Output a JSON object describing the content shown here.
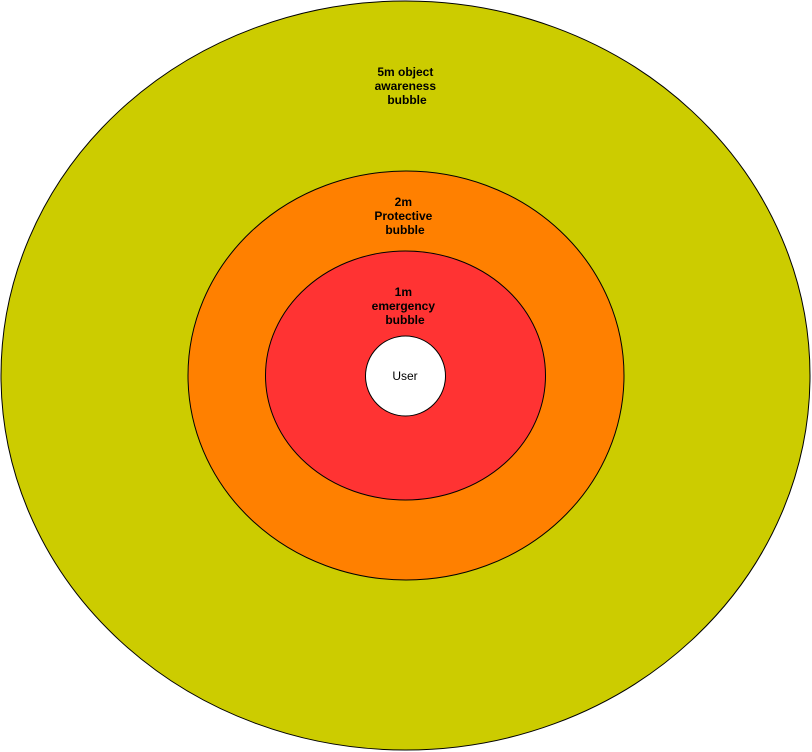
{
  "zones": [
    {
      "id": "awareness",
      "lines": [
        "5m object",
        "awareness",
        "bubble"
      ],
      "fill": "#CCCC00"
    },
    {
      "id": "protective",
      "lines": [
        "2m",
        "Protective",
        "bubble"
      ],
      "fill": "#FF8000"
    },
    {
      "id": "emergency",
      "lines": [
        "1m",
        "emergency",
        "bubble"
      ],
      "fill": "#FF3333"
    }
  ],
  "user": {
    "label": "User",
    "fill": "#FFFFFF"
  },
  "stroke": "#000000"
}
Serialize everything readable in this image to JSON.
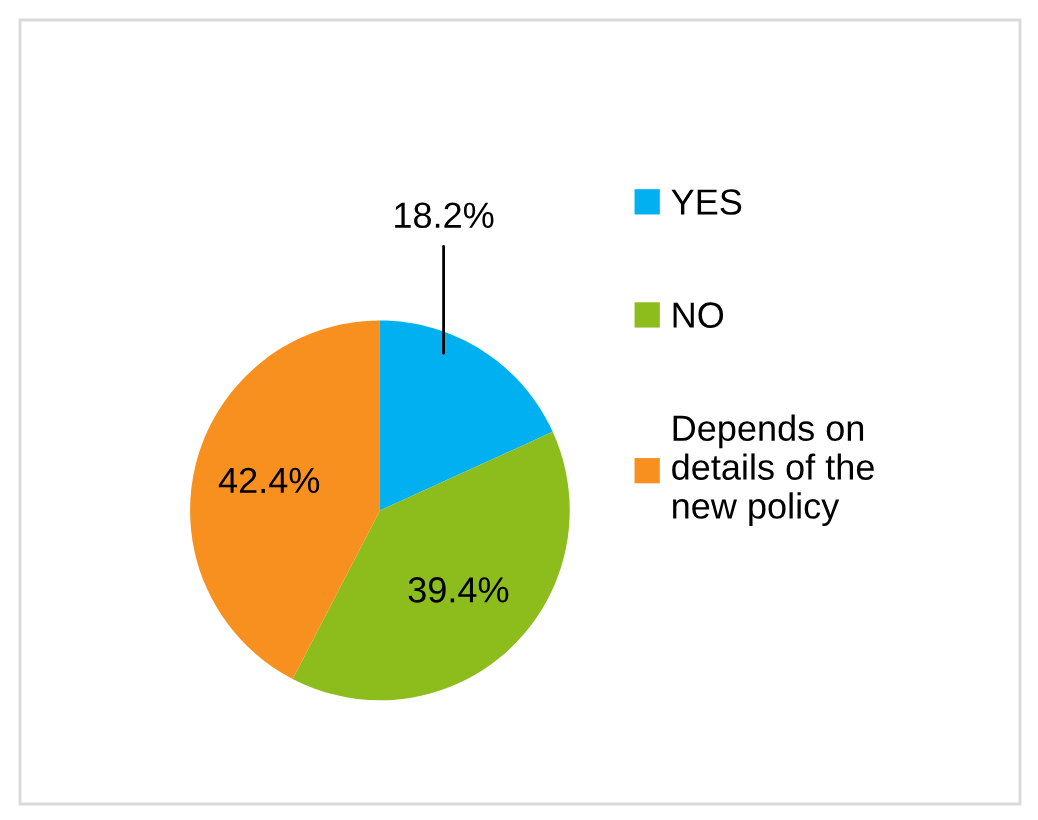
{
  "chart_data": {
    "type": "pie",
    "categories": [
      "YES",
      "NO",
      "Depends on\ndetails of the\nnew policy"
    ],
    "values": [
      18.2,
      39.4,
      42.4
    ],
    "colors": [
      "#00b0f0",
      "#8cbd1c",
      "#f7901e"
    ],
    "value_labels": [
      "18.2%",
      "39.4%",
      "42.4%"
    ],
    "legend": "right"
  }
}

▬▬▬

• **What the task asks**
Pictures appear in the records above. Output everything except them, exactly.

• **Output for this exercise**
Output a JSON object describing the content shown here.
{
  "zones": [
    {
      "id": "awareness",
      "lines": [
        "5m object",
        "awareness",
        "bubble"
      ],
      "fill": "#CCCC00"
    },
    {
      "id": "protective",
      "lines": [
        "2m",
        "Protective",
        "bubble"
      ],
      "fill": "#FF8000"
    },
    {
      "id": "emergency",
      "lines": [
        "1m",
        "emergency",
        "bubble"
      ],
      "fill": "#FF3333"
    }
  ],
  "user": {
    "label": "User",
    "fill": "#FFFFFF"
  },
  "stroke": "#000000"
}
Serialize everything readable in this image to JSON.
{
  "chart_data": {
    "type": "pie",
    "categories": [
      "YES",
      "NO",
      "Depends on\ndetails of the\nnew policy"
    ],
    "values": [
      18.2,
      39.4,
      42.4
    ],
    "colors": [
      "#00b0f0",
      "#8cbd1c",
      "#f7901e"
    ],
    "value_labels": [
      "18.2%",
      "39.4%",
      "42.4%"
    ],
    "legend": "right"
  }
}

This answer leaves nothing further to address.